◆ GOAL ◆
Among the records below, find each line that includes the string "одной" and copy it.

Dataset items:
* START *
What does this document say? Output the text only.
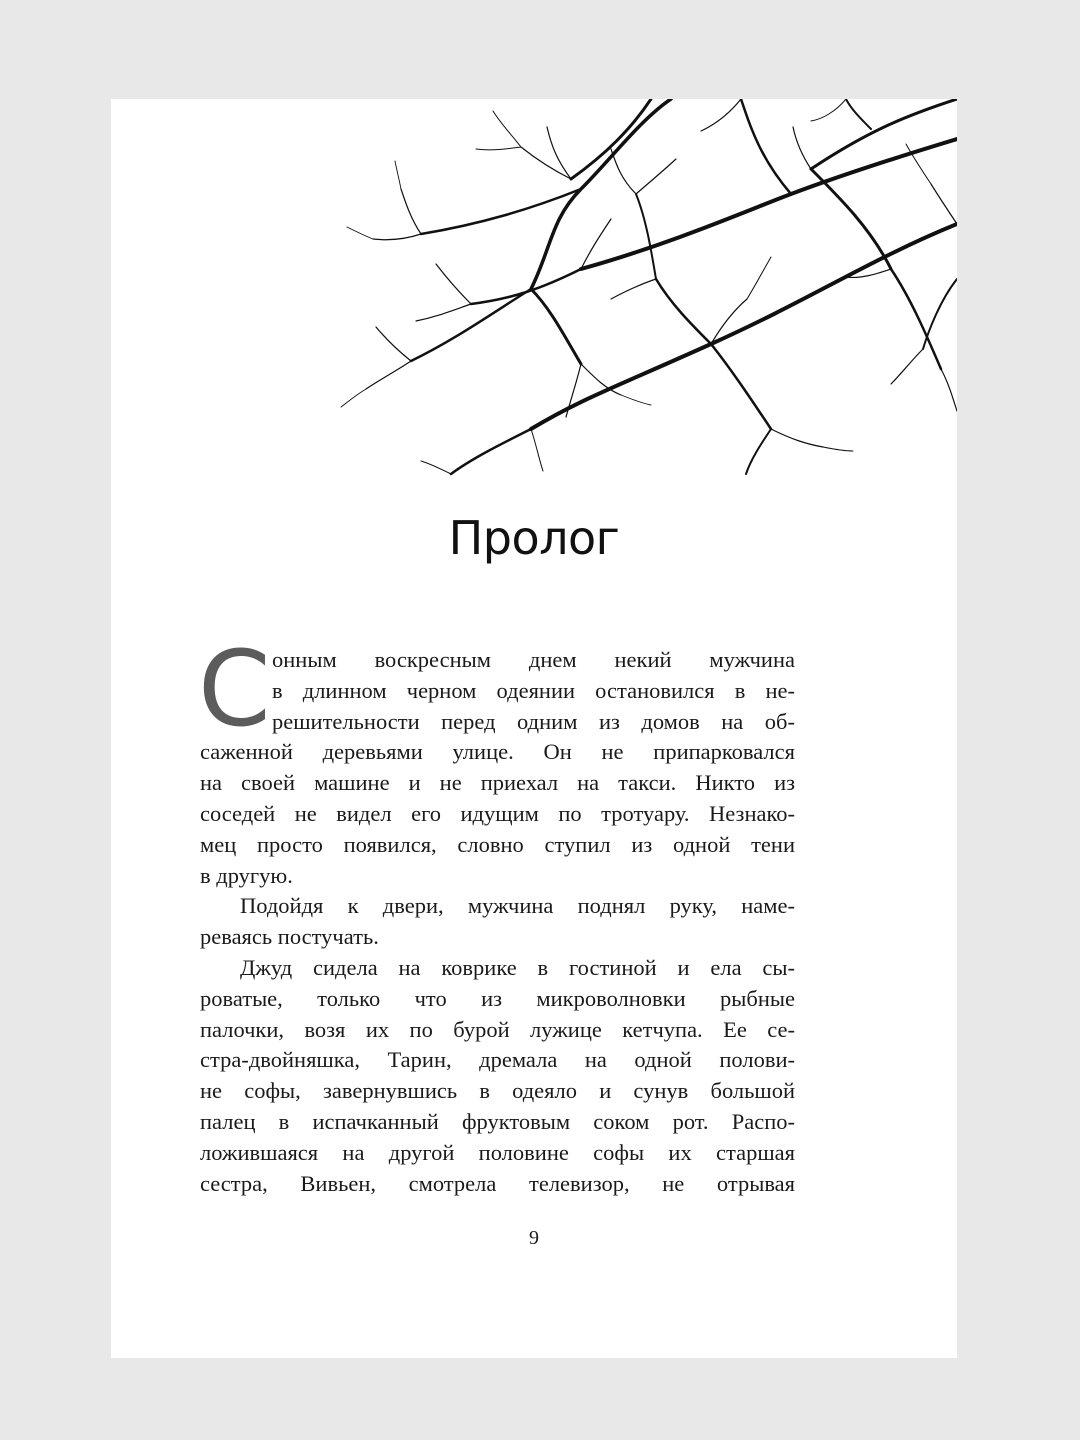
Пролог
С онным воскресным днем некий мужчина
в длинном черном одеянии остановился в не-
решительности перед одним из домов на об-
саженной деревьями улице. Он не припарковался
на своей машине и не приехал на такси. Никто из
соседей не видел его идущим по тротуару. Незнако-
мец просто появился, словно ступил из одной тени
в другую.
Подойдя к двери, мужчина поднял руку, наме-
реваясь постучать.
Джуд сидела на коврике в гостиной и ела сы-
роватые, только что из микроволновки рыбные
палочки, возя их по бурой лужице кетчупа. Ее се-
стра-двойняшка, Тарин, дремала на одной полови-
не софы, завернувшись в одеяло и сунув большой
палец в испачканный фруктовым соком рот. Распо-
ложившаяся на другой половине софы их старшая
сестра, Вивьен, смотрела телевизор, не отрывая
9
* END *
◆ TASK RESPONSE ◆
мец просто появился, словно ступил из одной тени
стра-двойняшка, Тарин, дремала на одной полови-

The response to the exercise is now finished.